Task brief:
Every record should be written out exactly, please.

Recorded information:

-- Start --

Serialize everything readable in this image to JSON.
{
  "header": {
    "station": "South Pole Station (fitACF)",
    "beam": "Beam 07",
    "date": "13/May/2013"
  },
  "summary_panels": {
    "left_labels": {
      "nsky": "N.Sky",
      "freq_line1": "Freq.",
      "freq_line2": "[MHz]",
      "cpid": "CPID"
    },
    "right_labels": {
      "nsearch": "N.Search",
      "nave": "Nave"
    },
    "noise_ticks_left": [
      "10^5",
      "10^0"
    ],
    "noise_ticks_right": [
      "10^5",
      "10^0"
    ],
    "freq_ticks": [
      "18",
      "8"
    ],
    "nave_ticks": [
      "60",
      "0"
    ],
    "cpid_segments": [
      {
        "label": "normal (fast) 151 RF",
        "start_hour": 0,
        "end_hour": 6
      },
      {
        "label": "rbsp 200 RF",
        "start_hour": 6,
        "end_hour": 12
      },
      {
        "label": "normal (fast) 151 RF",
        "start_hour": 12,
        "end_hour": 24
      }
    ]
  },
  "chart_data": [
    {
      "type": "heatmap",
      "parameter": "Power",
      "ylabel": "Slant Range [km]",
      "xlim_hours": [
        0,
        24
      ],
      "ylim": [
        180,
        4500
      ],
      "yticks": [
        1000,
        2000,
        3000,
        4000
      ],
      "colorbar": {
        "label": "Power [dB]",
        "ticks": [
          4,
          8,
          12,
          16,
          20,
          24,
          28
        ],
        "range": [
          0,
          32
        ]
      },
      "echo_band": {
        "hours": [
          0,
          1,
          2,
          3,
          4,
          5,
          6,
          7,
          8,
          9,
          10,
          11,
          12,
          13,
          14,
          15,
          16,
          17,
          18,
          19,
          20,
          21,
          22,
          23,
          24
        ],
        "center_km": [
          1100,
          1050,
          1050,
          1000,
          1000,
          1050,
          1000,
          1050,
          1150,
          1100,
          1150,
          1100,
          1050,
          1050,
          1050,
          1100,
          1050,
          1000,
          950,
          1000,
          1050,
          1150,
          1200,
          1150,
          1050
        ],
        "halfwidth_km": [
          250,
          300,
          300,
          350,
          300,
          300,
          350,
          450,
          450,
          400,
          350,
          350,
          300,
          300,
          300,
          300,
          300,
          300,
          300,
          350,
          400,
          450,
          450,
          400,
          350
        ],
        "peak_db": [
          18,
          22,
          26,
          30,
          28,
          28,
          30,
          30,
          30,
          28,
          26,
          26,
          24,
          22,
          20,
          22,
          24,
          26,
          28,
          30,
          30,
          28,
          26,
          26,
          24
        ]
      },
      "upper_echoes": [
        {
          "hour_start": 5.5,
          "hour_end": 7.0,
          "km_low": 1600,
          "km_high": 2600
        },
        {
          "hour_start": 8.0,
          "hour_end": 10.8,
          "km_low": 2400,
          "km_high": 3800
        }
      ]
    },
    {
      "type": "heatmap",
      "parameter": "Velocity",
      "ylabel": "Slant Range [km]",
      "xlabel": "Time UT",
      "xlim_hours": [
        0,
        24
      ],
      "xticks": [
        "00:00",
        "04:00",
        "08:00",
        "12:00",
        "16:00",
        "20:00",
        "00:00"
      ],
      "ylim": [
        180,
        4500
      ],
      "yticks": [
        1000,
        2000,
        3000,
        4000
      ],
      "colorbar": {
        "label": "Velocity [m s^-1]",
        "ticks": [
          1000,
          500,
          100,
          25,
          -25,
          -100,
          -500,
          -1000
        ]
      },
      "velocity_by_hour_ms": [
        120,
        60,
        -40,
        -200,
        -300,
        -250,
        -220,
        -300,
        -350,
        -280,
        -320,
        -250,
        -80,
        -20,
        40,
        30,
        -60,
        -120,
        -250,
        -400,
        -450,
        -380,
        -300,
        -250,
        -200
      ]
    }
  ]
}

-- End --

Written solution:
Serialize everything readable in this image to JSON.
{
  "header": {
    "station": "South Pole Station (fitACF)",
    "beam": "Beam 07",
    "date": "13/May/2013"
  },
  "summary_panels": {
    "left_labels": {
      "nsky": "N.Sky",
      "freq_line1": "Freq.",
      "freq_line2": "[MHz]",
      "cpid": "CPID"
    },
    "right_labels": {
      "nsearch": "N.Search",
      "nave": "Nave"
    },
    "noise_ticks_left": [
      "10^5",
      "10^0"
    ],
    "noise_ticks_right": [
      "10^5",
      "10^0"
    ],
    "freq_ticks": [
      "18",
      "8"
    ],
    "nave_ticks": [
      "60",
      "0"
    ],
    "cpid_segments": [
      {
        "label": "normal (fast) 151 RF",
        "start_hour": 0,
        "end_hour": 6
      },
      {
        "label": "rbsp 200 RF",
        "start_hour": 6,
        "end_hour": 12
      },
      {
        "label": "normal (fast) 151 RF",
        "start_hour": 12,
        "end_hour": 24
      }
    ]
  },
  "chart_data": [
    {
      "type": "heatmap",
      "parameter": "Power",
      "ylabel": "Slant Range [km]",
      "xlim_hours": [
        0,
        24
      ],
      "ylim": [
        180,
        4500
      ],
      "yticks": [
        1000,
        2000,
        3000,
        4000
      ],
      "colorbar": {
        "label": "Power [dB]",
        "ticks": [
          4,
          8,
          12,
          16,
          20,
          24,
          28
        ],
        "range": [
          0,
          32
        ]
      },
      "echo_band": {
        "hours": [
          0,
          1,
          2,
          3,
          4,
          5,
          6,
          7,
          8,
          9,
          10,
          11,
          12,
          13,
          14,
          15,
          16,
          17,
          18,
          19,
          20,
          21,
          22,
          23,
          24
        ],
        "center_km": [
          1100,
          1050,
          1050,
          1000,
          1000,
          1050,
          1000,
          1050,
          1150,
          1100,
          1150,
          1100,
          1050,
          1050,
          1050,
          1100,
          1050,
          1000,
          950,
          1000,
          1050,
          1150,
          1200,
          1150,
          1050
        ],
        "halfwidth_km": [
          250,
          300,
          300,
          350,
          300,
          300,
          350,
          450,
          450,
          400,
          350,
          350,
          300,
          300,
          300,
          300,
          300,
          300,
          300,
          350,
          400,
          450,
          450,
          400,
          350
        ],
        "peak_db": [
          18,
          22,
          26,
          30,
          28,
          28,
          30,
          30,
          30,
          28,
          26,
          26,
          24,
          22,
          20,
          22,
          24,
          26,
          28,
          30,
          30,
          28,
          26,
          26,
          24
        ]
      },
      "upper_echoes": [
        {
          "hour_start": 5.5,
          "hour_end": 7.0,
          "km_low": 1600,
          "km_high": 2600
        },
        {
          "hour_start": 8.0,
          "hour_end": 10.8,
          "km_low": 2400,
          "km_high": 3800
        }
      ]
    },
    {
      "type": "heatmap",
      "parameter": "Velocity",
      "ylabel": "Slant Range [km]",
      "xlabel": "Time UT",
      "xlim_hours": [
        0,
        24
      ],
      "xticks": [
        "00:00",
        "04:00",
        "08:00",
        "12:00",
        "16:00",
        "20:00",
        "00:00"
      ],
      "ylim": [
        180,
        4500
      ],
      "yticks": [
        1000,
        2000,
        3000,
        4000
      ],
      "colorbar": {
        "label": "Velocity [m s^-1]",
        "ticks": [
          1000,
          500,
          100,
          25,
          -25,
          -100,
          -500,
          -1000
        ]
      },
      "velocity_by_hour_ms": [
        120,
        60,
        -40,
        -200,
        -300,
        -250,
        -220,
        -300,
        -350,
        -280,
        -320,
        -250,
        -80,
        -20,
        40,
        30,
        -60,
        -120,
        -250,
        -400,
        -450,
        -380,
        -300,
        -250,
        -200
      ]
    }
  ]
}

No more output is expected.